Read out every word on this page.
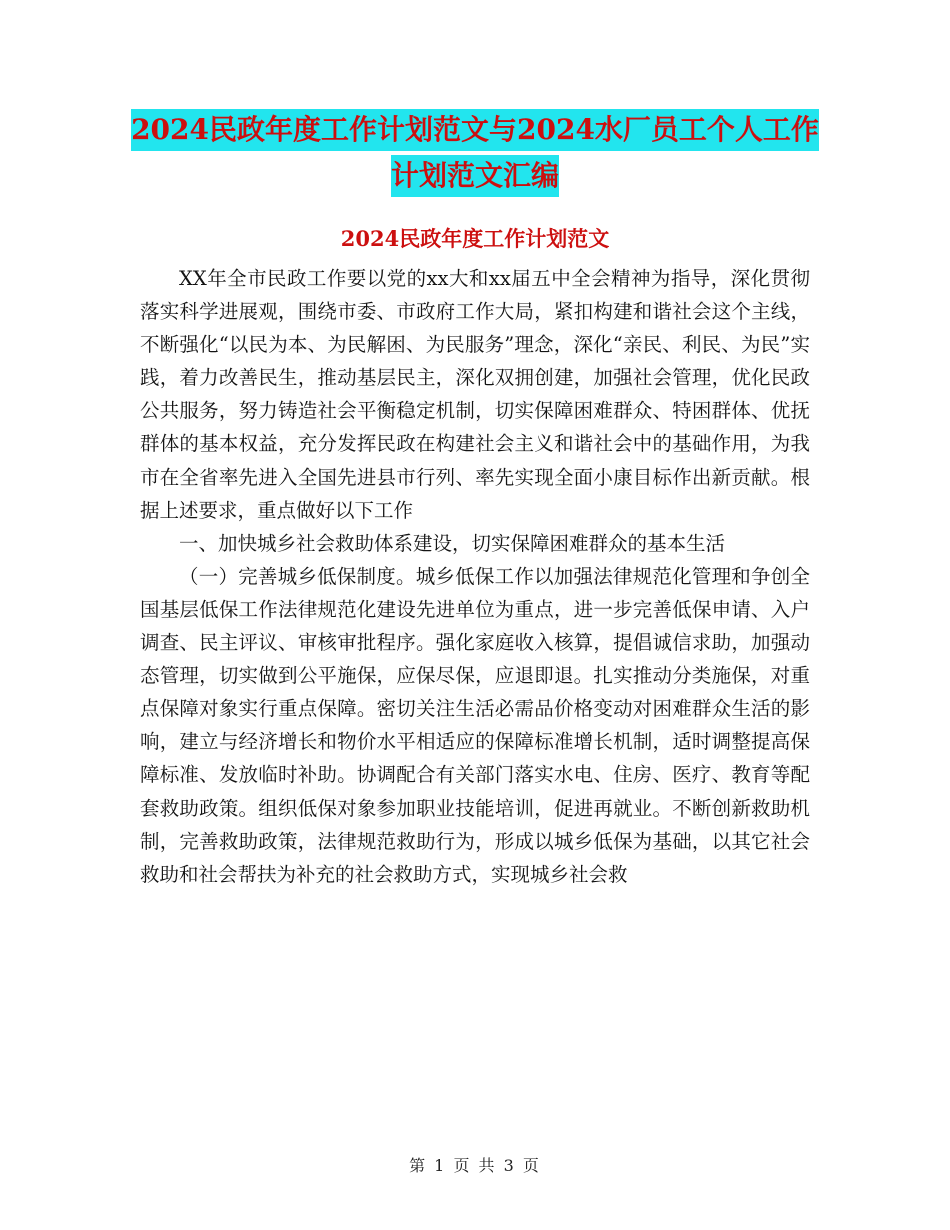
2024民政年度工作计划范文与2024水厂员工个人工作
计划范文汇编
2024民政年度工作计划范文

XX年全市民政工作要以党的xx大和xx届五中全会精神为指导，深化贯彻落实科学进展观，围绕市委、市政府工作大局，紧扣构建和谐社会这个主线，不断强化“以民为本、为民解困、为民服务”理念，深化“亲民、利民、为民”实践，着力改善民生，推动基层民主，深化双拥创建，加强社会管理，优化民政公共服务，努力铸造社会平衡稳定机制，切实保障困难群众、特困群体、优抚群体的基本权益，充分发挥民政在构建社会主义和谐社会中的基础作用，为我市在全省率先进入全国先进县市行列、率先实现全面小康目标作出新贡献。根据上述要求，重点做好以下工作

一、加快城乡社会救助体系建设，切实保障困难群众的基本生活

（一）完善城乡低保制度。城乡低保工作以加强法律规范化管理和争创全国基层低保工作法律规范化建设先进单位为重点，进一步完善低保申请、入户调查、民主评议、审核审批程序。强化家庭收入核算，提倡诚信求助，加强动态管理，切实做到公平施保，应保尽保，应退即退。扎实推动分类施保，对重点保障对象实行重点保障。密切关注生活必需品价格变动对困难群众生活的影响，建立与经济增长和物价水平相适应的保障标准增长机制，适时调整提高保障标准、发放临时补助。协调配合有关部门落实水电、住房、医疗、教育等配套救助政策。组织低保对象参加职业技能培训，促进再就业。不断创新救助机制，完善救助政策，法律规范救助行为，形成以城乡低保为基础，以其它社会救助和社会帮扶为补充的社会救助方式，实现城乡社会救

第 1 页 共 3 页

SET PROBLEM.
Restate the full listing verbatim and drop every picture.

COMPLETED TASK.
Read out every word on this page.
2024民政年度工作计划范文与2024水厂员工个人工作
计划范文汇编
2024民政年度工作计划范文

XX年全市民政工作要以党的xx大和xx届五中全会精神为指导，深化贯彻落实科学进展观，围绕市委、市政府工作大局，紧扣构建和谐社会这个主线，不断强化“以民为本、为民解困、为民服务”理念，深化“亲民、利民、为民”实践，着力改善民生，推动基层民主，深化双拥创建，加强社会管理，优化民政公共服务，努力铸造社会平衡稳定机制，切实保障困难群众、特困群体、优抚群体的基本权益，充分发挥民政在构建社会主义和谐社会中的基础作用，为我市在全省率先进入全国先进县市行列、率先实现全面小康目标作出新贡献。根据上述要求，重点做好以下工作

一、加快城乡社会救助体系建设，切实保障困难群众的基本生活

（一）完善城乡低保制度。城乡低保工作以加强法律规范化管理和争创全国基层低保工作法律规范化建设先进单位为重点，进一步完善低保申请、入户调查、民主评议、审核审批程序。强化家庭收入核算，提倡诚信求助，加强动态管理，切实做到公平施保，应保尽保，应退即退。扎实推动分类施保，对重点保障对象实行重点保障。密切关注生活必需品价格变动对困难群众生活的影响，建立与经济增长和物价水平相适应的保障标准增长机制，适时调整提高保障标准、发放临时补助。协调配合有关部门落实水电、住房、医疗、教育等配套救助政策。组织低保对象参加职业技能培训，促进再就业。不断创新救助机制，完善救助政策，法律规范救助行为，形成以城乡低保为基础，以其它社会救助和社会帮扶为补充的社会救助方式，实现城乡社会救

第 1 页 共 3 页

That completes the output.